EXERCISE INSTRUCTIONS >> Take each line of the data that contains the string "title" and copy it.
==== EXTRACTED ENTRIES ====
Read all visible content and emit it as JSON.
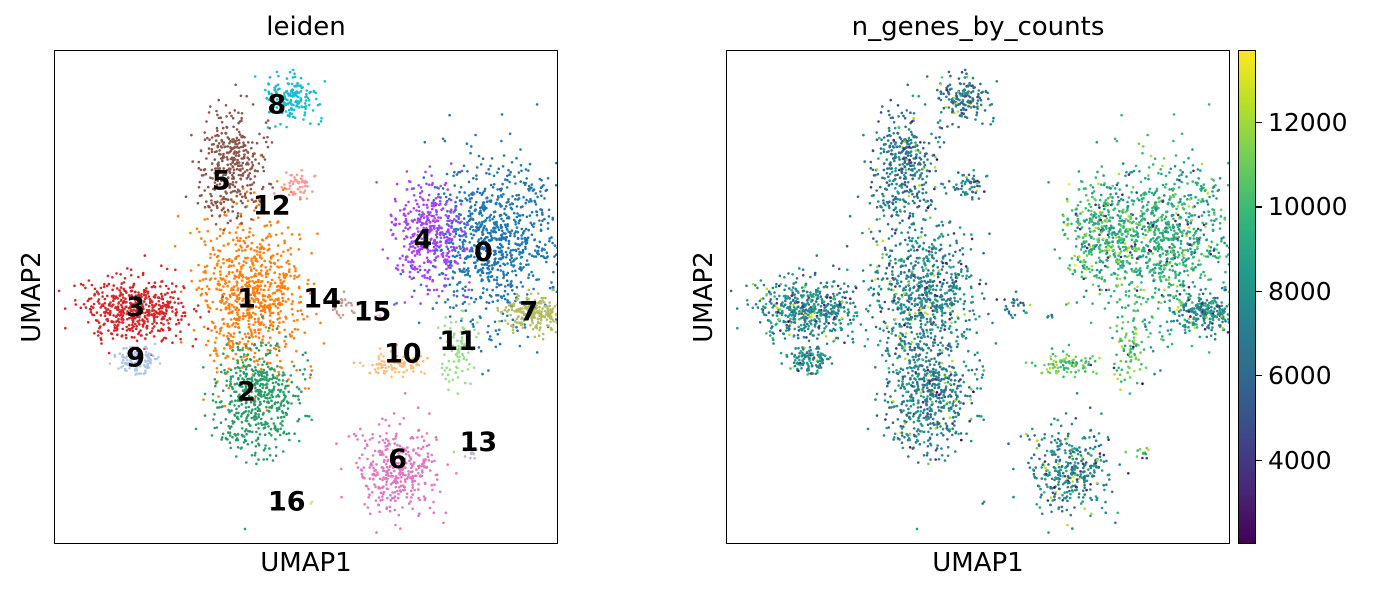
{
  "chart_data": [
    {
      "type": "scatter",
      "title": "leiden",
      "xlabel": "UMAP1",
      "ylabel": "UMAP2",
      "legend": "on-data cluster labels",
      "grid": false,
      "clusters": [
        {
          "name": "0",
          "color": "#1f77b4",
          "cx": 8.2,
          "cy": 6.4,
          "rx": 1.3,
          "ry": 1.9,
          "n": 900
        },
        {
          "name": "1",
          "color": "#ff7f0e",
          "cx": 3.4,
          "cy": 5.2,
          "rx": 1.0,
          "ry": 1.8,
          "n": 800
        },
        {
          "name": "2",
          "color": "#279e68",
          "cx": 3.5,
          "cy": 2.7,
          "rx": 0.8,
          "ry": 1.3,
          "n": 520
        },
        {
          "name": "3",
          "color": "#d62728",
          "cx": 1.1,
          "cy": 4.8,
          "rx": 1.0,
          "ry": 0.7,
          "n": 520
        },
        {
          "name": "4",
          "color": "#aa40fc",
          "cx": 6.9,
          "cy": 6.6,
          "rx": 0.7,
          "ry": 1.2,
          "n": 380
        },
        {
          "name": "5",
          "color": "#8c564b",
          "cx": 3.0,
          "cy": 8.2,
          "rx": 0.6,
          "ry": 1.3,
          "n": 380
        },
        {
          "name": "6",
          "color": "#e377c2",
          "cx": 6.3,
          "cy": 1.0,
          "rx": 0.8,
          "ry": 1.0,
          "n": 360
        },
        {
          "name": "7",
          "color": "#b5bd61",
          "cx": 9.0,
          "cy": 4.7,
          "rx": 0.6,
          "ry": 0.4,
          "n": 240
        },
        {
          "name": "8",
          "color": "#17becf",
          "cx": 4.2,
          "cy": 9.8,
          "rx": 0.5,
          "ry": 0.5,
          "n": 170
        },
        {
          "name": "9",
          "color": "#aec7e8",
          "cx": 1.1,
          "cy": 3.6,
          "rx": 0.4,
          "ry": 0.3,
          "n": 120
        },
        {
          "name": "10",
          "color": "#ffbb78",
          "cx": 6.2,
          "cy": 3.5,
          "rx": 0.6,
          "ry": 0.3,
          "n": 90
        },
        {
          "name": "11",
          "color": "#98df8a",
          "cx": 7.5,
          "cy": 3.8,
          "rx": 0.3,
          "ry": 1.0,
          "n": 90
        },
        {
          "name": "12",
          "color": "#ff9896",
          "cx": 4.3,
          "cy": 7.7,
          "rx": 0.3,
          "ry": 0.3,
          "n": 50
        },
        {
          "name": "13",
          "color": "#c5b0d5",
          "cx": 7.8,
          "cy": 1.4,
          "rx": 0.15,
          "ry": 0.15,
          "n": 12
        },
        {
          "name": "14",
          "color": "#c49c94",
          "cx": 5.2,
          "cy": 4.9,
          "rx": 0.3,
          "ry": 0.3,
          "n": 25
        },
        {
          "name": "15",
          "color": "#f7b6d2",
          "cx": 5.9,
          "cy": 4.6,
          "rx": 0.1,
          "ry": 0.1,
          "n": 6
        },
        {
          "name": "16",
          "color": "#dbdb8d",
          "cx": 4.6,
          "cy": 0.2,
          "rx": 0.05,
          "ry": 0.05,
          "n": 2
        }
      ],
      "xlim": [
        -0.5,
        9.5
      ],
      "ylim": [
        -0.8,
        10.9
      ]
    },
    {
      "type": "scatter",
      "title": "n_genes_by_counts",
      "xlabel": "UMAP1",
      "ylabel": "UMAP2",
      "colormap": "viridis",
      "colorbar_ticks": [
        4000,
        6000,
        8000,
        10000,
        12000
      ],
      "color_range": [
        2000,
        13700
      ],
      "grid": false
    }
  ]
}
====
EXERCISE OUTPUT >>
      "title": "leiden",
      "title": "n_genes_by_counts",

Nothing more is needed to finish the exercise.